▸ **Required task**
Omit the pictures, then reproduce every remaining record exactly.

BEGIN

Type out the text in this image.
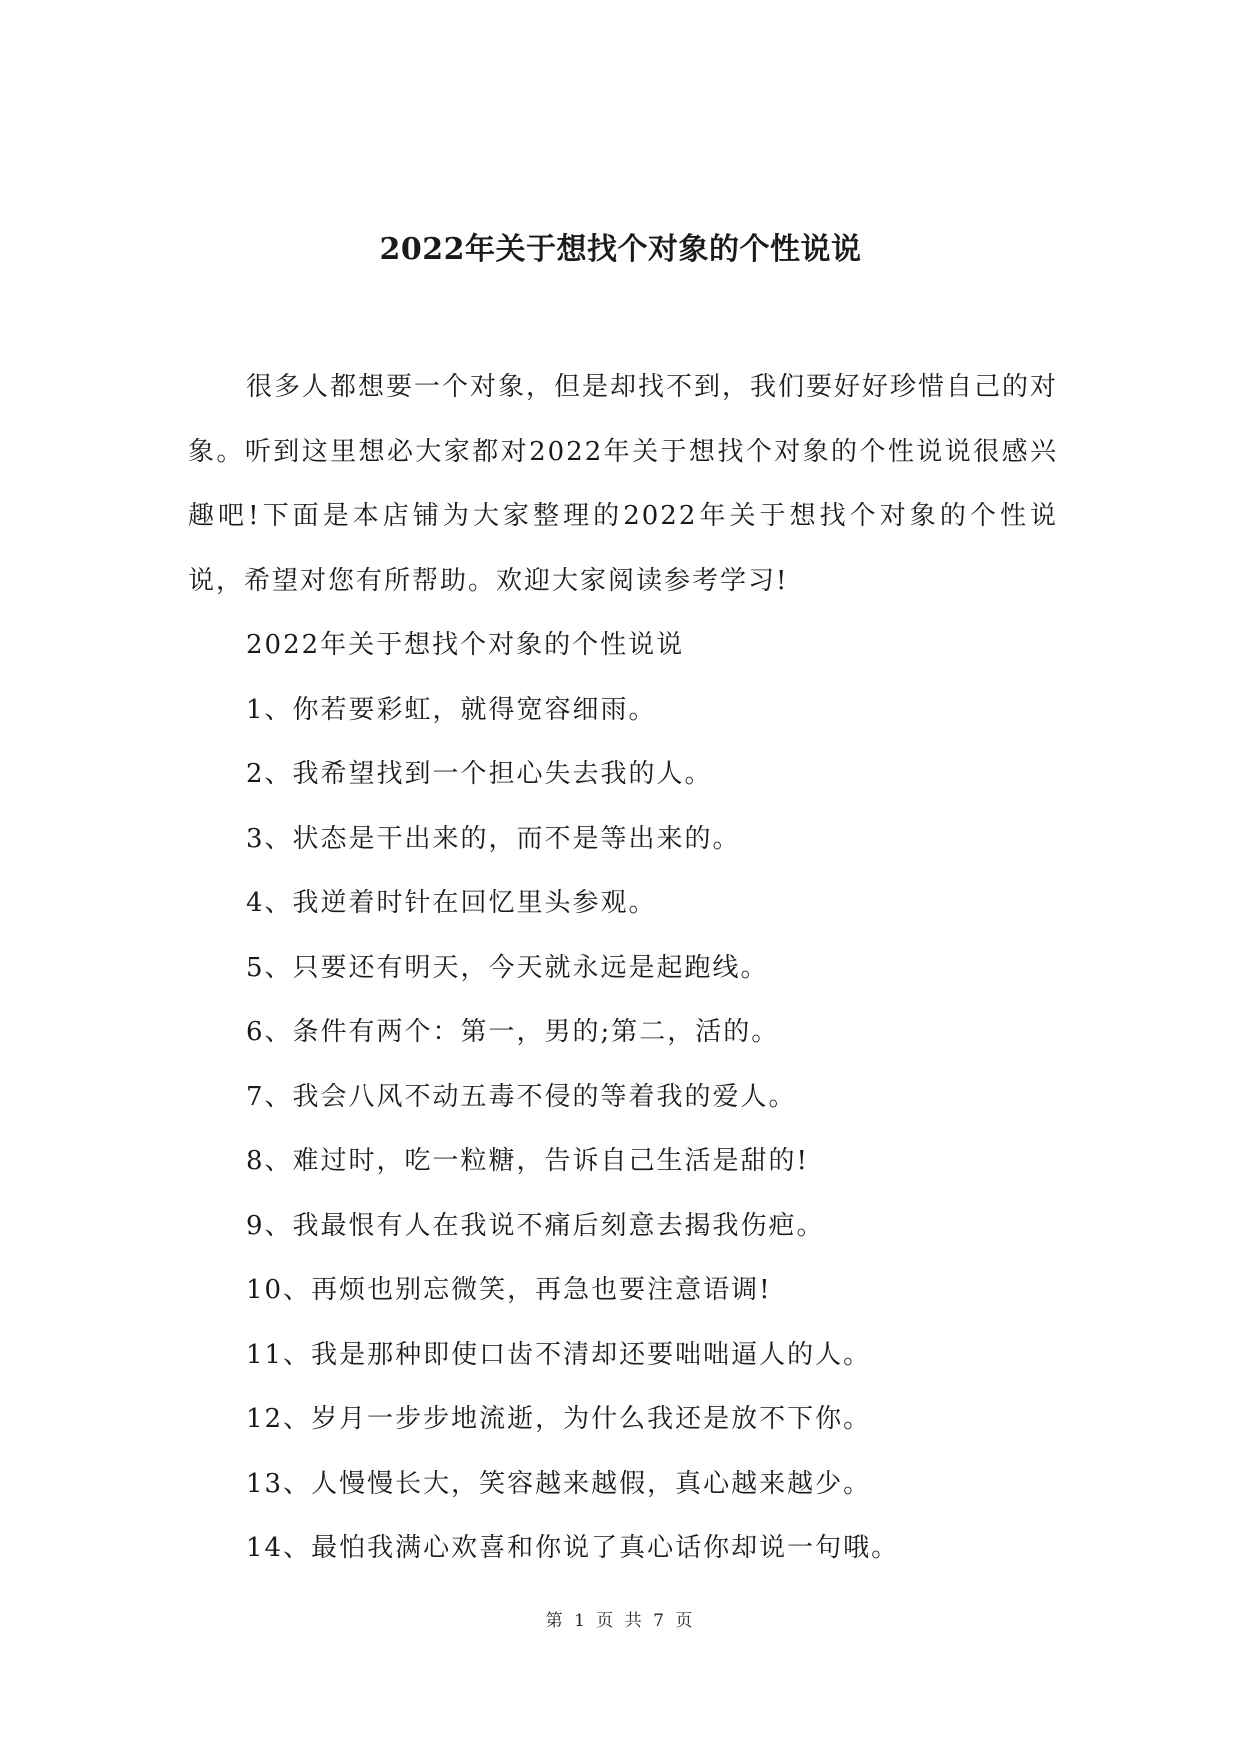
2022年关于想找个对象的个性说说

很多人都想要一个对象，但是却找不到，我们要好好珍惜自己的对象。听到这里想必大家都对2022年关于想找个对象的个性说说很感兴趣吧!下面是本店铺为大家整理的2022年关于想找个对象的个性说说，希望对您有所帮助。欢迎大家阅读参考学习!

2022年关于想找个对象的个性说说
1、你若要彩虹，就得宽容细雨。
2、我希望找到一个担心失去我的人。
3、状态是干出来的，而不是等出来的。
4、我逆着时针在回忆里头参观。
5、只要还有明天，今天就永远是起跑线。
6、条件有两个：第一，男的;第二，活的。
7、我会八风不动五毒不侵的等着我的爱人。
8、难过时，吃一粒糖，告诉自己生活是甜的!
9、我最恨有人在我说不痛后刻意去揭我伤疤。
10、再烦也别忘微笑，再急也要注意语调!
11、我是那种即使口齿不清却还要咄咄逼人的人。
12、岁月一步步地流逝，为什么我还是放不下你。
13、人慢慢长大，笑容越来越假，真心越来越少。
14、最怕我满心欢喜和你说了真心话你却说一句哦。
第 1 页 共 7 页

END

▸ **Response for this exercise**
Type out the text in this image.
2022年关于想找个对象的个性说说

很多人都想要一个对象，但是却找不到，我们要好好珍惜自己的对象。听到这里想必大家都对2022年关于想找个对象的个性说说很感兴趣吧!下面是本店铺为大家整理的2022年关于想找个对象的个性说说，希望对您有所帮助。欢迎大家阅读参考学习!

2022年关于想找个对象的个性说说
1、你若要彩虹，就得宽容细雨。
2、我希望找到一个担心失去我的人。
3、状态是干出来的，而不是等出来的。
4、我逆着时针在回忆里头参观。
5、只要还有明天，今天就永远是起跑线。
6、条件有两个：第一，男的;第二，活的。
7、我会八风不动五毒不侵的等着我的爱人。
8、难过时，吃一粒糖，告诉自己生活是甜的!
9、我最恨有人在我说不痛后刻意去揭我伤疤。
10、再烦也别忘微笑，再急也要注意语调!
11、我是那种即使口齿不清却还要咄咄逼人的人。
12、岁月一步步地流逝，为什么我还是放不下你。
13、人慢慢长大，笑容越来越假，真心越来越少。
14、最怕我满心欢喜和你说了真心话你却说一句哦。
第 1 页 共 7 页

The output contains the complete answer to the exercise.